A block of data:
[Start]
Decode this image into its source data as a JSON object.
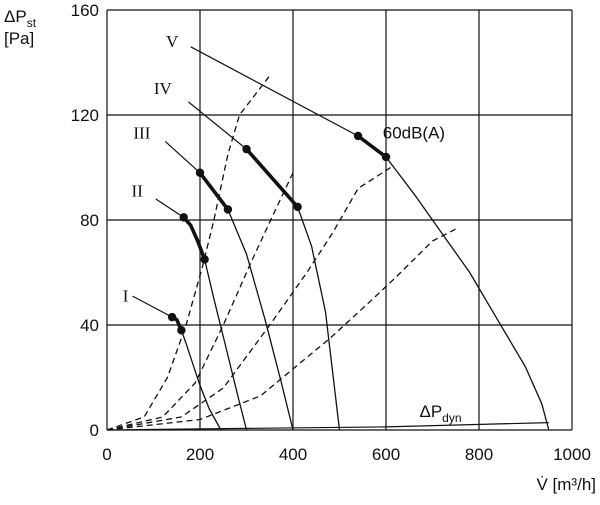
{
  "chart_data": {
    "type": "line",
    "title": "",
    "ylabel": {
      "main": "ΔP",
      "sub": "st",
      "unit": "[Pa]"
    },
    "xlabel": "V̇ [m³/h]",
    "xlim": [
      0,
      1000
    ],
    "ylim": [
      0,
      160
    ],
    "x_ticks": [
      0,
      200,
      400,
      600,
      800,
      1000
    ],
    "y_ticks": [
      0,
      40,
      80,
      120,
      160
    ],
    "grid": true,
    "legend": "none",
    "colors": {
      "line": "#111111",
      "grid": "#111111"
    },
    "series": [
      {
        "name": "I",
        "style": "solid",
        "points": [
          [
            140,
            43
          ],
          [
            150,
            42
          ],
          [
            160,
            38
          ],
          [
            170,
            33
          ],
          [
            185,
            25
          ],
          [
            200,
            17
          ],
          [
            220,
            8
          ],
          [
            245,
            0
          ]
        ],
        "bold": [
          [
            140,
            43
          ],
          [
            150,
            42
          ],
          [
            160,
            38
          ]
        ],
        "markers": [
          [
            140,
            43
          ],
          [
            160,
            38
          ]
        ]
      },
      {
        "name": "II",
        "style": "solid",
        "points": [
          [
            165,
            81
          ],
          [
            180,
            78
          ],
          [
            195,
            72
          ],
          [
            210,
            65
          ],
          [
            230,
            50
          ],
          [
            255,
            32
          ],
          [
            280,
            14
          ],
          [
            300,
            0
          ]
        ],
        "bold": [
          [
            165,
            81
          ],
          [
            180,
            78
          ],
          [
            195,
            72
          ],
          [
            210,
            65
          ]
        ],
        "markers": [
          [
            165,
            81
          ],
          [
            210,
            65
          ]
        ]
      },
      {
        "name": "III",
        "style": "solid",
        "points": [
          [
            200,
            98
          ],
          [
            230,
            91
          ],
          [
            260,
            84
          ],
          [
            300,
            67
          ],
          [
            340,
            42
          ],
          [
            375,
            18
          ],
          [
            400,
            0
          ]
        ],
        "bold": [
          [
            200,
            98
          ],
          [
            230,
            91
          ],
          [
            260,
            84
          ]
        ],
        "markers": [
          [
            200,
            98
          ],
          [
            260,
            84
          ]
        ]
      },
      {
        "name": "IV",
        "style": "solid",
        "points": [
          [
            300,
            107
          ],
          [
            350,
            97
          ],
          [
            410,
            85
          ],
          [
            440,
            70
          ],
          [
            470,
            45
          ],
          [
            500,
            0
          ]
        ],
        "bold": [
          [
            300,
            107
          ],
          [
            350,
            97
          ],
          [
            410,
            85
          ]
        ],
        "markers": [
          [
            300,
            107
          ],
          [
            410,
            85
          ]
        ]
      },
      {
        "name": "V",
        "style": "solid",
        "points": [
          [
            540,
            112
          ],
          [
            600,
            104
          ],
          [
            660,
            90
          ],
          [
            720,
            75
          ],
          [
            780,
            60
          ],
          [
            840,
            42
          ],
          [
            900,
            24
          ],
          [
            935,
            10
          ],
          [
            950,
            0
          ]
        ],
        "bold": [
          [
            540,
            112
          ],
          [
            570,
            108
          ],
          [
            600,
            104
          ]
        ],
        "markers": [
          [
            540,
            112
          ],
          [
            600,
            104
          ]
        ]
      },
      {
        "name": "",
        "style": "dashed",
        "points": [
          [
            0,
            0
          ],
          [
            80,
            5
          ],
          [
            130,
            20
          ],
          [
            170,
            40
          ],
          [
            205,
            62
          ],
          [
            230,
            80
          ],
          [
            260,
            105
          ],
          [
            285,
            120
          ],
          [
            350,
            135
          ]
        ]
      },
      {
        "name": "",
        "style": "dashed",
        "points": [
          [
            0,
            0
          ],
          [
            120,
            5
          ],
          [
            190,
            18
          ],
          [
            250,
            40
          ],
          [
            310,
            64
          ],
          [
            360,
            83
          ],
          [
            400,
            98
          ]
        ]
      },
      {
        "name": "",
        "style": "dashed",
        "points": [
          [
            0,
            0
          ],
          [
            160,
            5
          ],
          [
            250,
            16
          ],
          [
            350,
            40
          ],
          [
            430,
            60
          ],
          [
            485,
            75
          ],
          [
            540,
            92
          ],
          [
            610,
            100
          ]
        ]
      },
      {
        "name": "",
        "style": "dashed",
        "points": [
          [
            0,
            0
          ],
          [
            200,
            4
          ],
          [
            330,
            13
          ],
          [
            480,
            35
          ],
          [
            560,
            48
          ],
          [
            620,
            58
          ],
          [
            700,
            72
          ],
          [
            755,
            77
          ]
        ]
      },
      {
        "name": "",
        "style": "solid-thin",
        "points": [
          [
            0,
            0
          ],
          [
            300,
            0.6
          ],
          [
            600,
            1.2
          ],
          [
            950,
            2.8
          ]
        ]
      }
    ],
    "curve_labels": [
      {
        "text": "I",
        "x": 40,
        "y": 49
      },
      {
        "text": "II",
        "x": 65,
        "y": 89
      },
      {
        "text": "III",
        "x": 75,
        "y": 111
      },
      {
        "text": "IV",
        "x": 120,
        "y": 128
      },
      {
        "text": "V",
        "x": 140,
        "y": 146
      }
    ],
    "annotations": [
      {
        "text": "60dB(A)",
        "x": 593,
        "y": 111
      },
      {
        "text": "ΔP",
        "sub": "dyn",
        "x": 672,
        "y": 5
      }
    ],
    "label_leaders": [
      [
        [
          55,
          51
        ],
        [
          140,
          43
        ]
      ],
      [
        [
          105,
          88
        ],
        [
          165,
          81
        ]
      ],
      [
        [
          125,
          110
        ],
        [
          200,
          98
        ]
      ],
      [
        [
          175,
          125
        ],
        [
          300,
          107
        ]
      ],
      [
        [
          180,
          146
        ],
        [
          540,
          112
        ]
      ]
    ]
  }
}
[End]
◆ **YOUR INSTRUCTIONS**: Drop the images and repeat the data exactly.

◆ **WRITTEN RESPONSE**:
Decode this image into its source data as a JSON object.
{
  "chart_data": {
    "type": "line",
    "title": "",
    "ylabel": {
      "main": "ΔP",
      "sub": "st",
      "unit": "[Pa]"
    },
    "xlabel": "V̇ [m³/h]",
    "xlim": [
      0,
      1000
    ],
    "ylim": [
      0,
      160
    ],
    "x_ticks": [
      0,
      200,
      400,
      600,
      800,
      1000
    ],
    "y_ticks": [
      0,
      40,
      80,
      120,
      160
    ],
    "grid": true,
    "legend": "none",
    "colors": {
      "line": "#111111",
      "grid": "#111111"
    },
    "series": [
      {
        "name": "I",
        "style": "solid",
        "points": [
          [
            140,
            43
          ],
          [
            150,
            42
          ],
          [
            160,
            38
          ],
          [
            170,
            33
          ],
          [
            185,
            25
          ],
          [
            200,
            17
          ],
          [
            220,
            8
          ],
          [
            245,
            0
          ]
        ],
        "bold": [
          [
            140,
            43
          ],
          [
            150,
            42
          ],
          [
            160,
            38
          ]
        ],
        "markers": [
          [
            140,
            43
          ],
          [
            160,
            38
          ]
        ]
      },
      {
        "name": "II",
        "style": "solid",
        "points": [
          [
            165,
            81
          ],
          [
            180,
            78
          ],
          [
            195,
            72
          ],
          [
            210,
            65
          ],
          [
            230,
            50
          ],
          [
            255,
            32
          ],
          [
            280,
            14
          ],
          [
            300,
            0
          ]
        ],
        "bold": [
          [
            165,
            81
          ],
          [
            180,
            78
          ],
          [
            195,
            72
          ],
          [
            210,
            65
          ]
        ],
        "markers": [
          [
            165,
            81
          ],
          [
            210,
            65
          ]
        ]
      },
      {
        "name": "III",
        "style": "solid",
        "points": [
          [
            200,
            98
          ],
          [
            230,
            91
          ],
          [
            260,
            84
          ],
          [
            300,
            67
          ],
          [
            340,
            42
          ],
          [
            375,
            18
          ],
          [
            400,
            0
          ]
        ],
        "bold": [
          [
            200,
            98
          ],
          [
            230,
            91
          ],
          [
            260,
            84
          ]
        ],
        "markers": [
          [
            200,
            98
          ],
          [
            260,
            84
          ]
        ]
      },
      {
        "name": "IV",
        "style": "solid",
        "points": [
          [
            300,
            107
          ],
          [
            350,
            97
          ],
          [
            410,
            85
          ],
          [
            440,
            70
          ],
          [
            470,
            45
          ],
          [
            500,
            0
          ]
        ],
        "bold": [
          [
            300,
            107
          ],
          [
            350,
            97
          ],
          [
            410,
            85
          ]
        ],
        "markers": [
          [
            300,
            107
          ],
          [
            410,
            85
          ]
        ]
      },
      {
        "name": "V",
        "style": "solid",
        "points": [
          [
            540,
            112
          ],
          [
            600,
            104
          ],
          [
            660,
            90
          ],
          [
            720,
            75
          ],
          [
            780,
            60
          ],
          [
            840,
            42
          ],
          [
            900,
            24
          ],
          [
            935,
            10
          ],
          [
            950,
            0
          ]
        ],
        "bold": [
          [
            540,
            112
          ],
          [
            570,
            108
          ],
          [
            600,
            104
          ]
        ],
        "markers": [
          [
            540,
            112
          ],
          [
            600,
            104
          ]
        ]
      },
      {
        "name": "",
        "style": "dashed",
        "points": [
          [
            0,
            0
          ],
          [
            80,
            5
          ],
          [
            130,
            20
          ],
          [
            170,
            40
          ],
          [
            205,
            62
          ],
          [
            230,
            80
          ],
          [
            260,
            105
          ],
          [
            285,
            120
          ],
          [
            350,
            135
          ]
        ]
      },
      {
        "name": "",
        "style": "dashed",
        "points": [
          [
            0,
            0
          ],
          [
            120,
            5
          ],
          [
            190,
            18
          ],
          [
            250,
            40
          ],
          [
            310,
            64
          ],
          [
            360,
            83
          ],
          [
            400,
            98
          ]
        ]
      },
      {
        "name": "",
        "style": "dashed",
        "points": [
          [
            0,
            0
          ],
          [
            160,
            5
          ],
          [
            250,
            16
          ],
          [
            350,
            40
          ],
          [
            430,
            60
          ],
          [
            485,
            75
          ],
          [
            540,
            92
          ],
          [
            610,
            100
          ]
        ]
      },
      {
        "name": "",
        "style": "dashed",
        "points": [
          [
            0,
            0
          ],
          [
            200,
            4
          ],
          [
            330,
            13
          ],
          [
            480,
            35
          ],
          [
            560,
            48
          ],
          [
            620,
            58
          ],
          [
            700,
            72
          ],
          [
            755,
            77
          ]
        ]
      },
      {
        "name": "",
        "style": "solid-thin",
        "points": [
          [
            0,
            0
          ],
          [
            300,
            0.6
          ],
          [
            600,
            1.2
          ],
          [
            950,
            2.8
          ]
        ]
      }
    ],
    "curve_labels": [
      {
        "text": "I",
        "x": 40,
        "y": 49
      },
      {
        "text": "II",
        "x": 65,
        "y": 89
      },
      {
        "text": "III",
        "x": 75,
        "y": 111
      },
      {
        "text": "IV",
        "x": 120,
        "y": 128
      },
      {
        "text": "V",
        "x": 140,
        "y": 146
      }
    ],
    "annotations": [
      {
        "text": "60dB(A)",
        "x": 593,
        "y": 111
      },
      {
        "text": "ΔP",
        "sub": "dyn",
        "x": 672,
        "y": 5
      }
    ],
    "label_leaders": [
      [
        [
          55,
          51
        ],
        [
          140,
          43
        ]
      ],
      [
        [
          105,
          88
        ],
        [
          165,
          81
        ]
      ],
      [
        [
          125,
          110
        ],
        [
          200,
          98
        ]
      ],
      [
        [
          175,
          125
        ],
        [
          300,
          107
        ]
      ],
      [
        [
          180,
          146
        ],
        [
          540,
          112
        ]
      ]
    ]
  }
}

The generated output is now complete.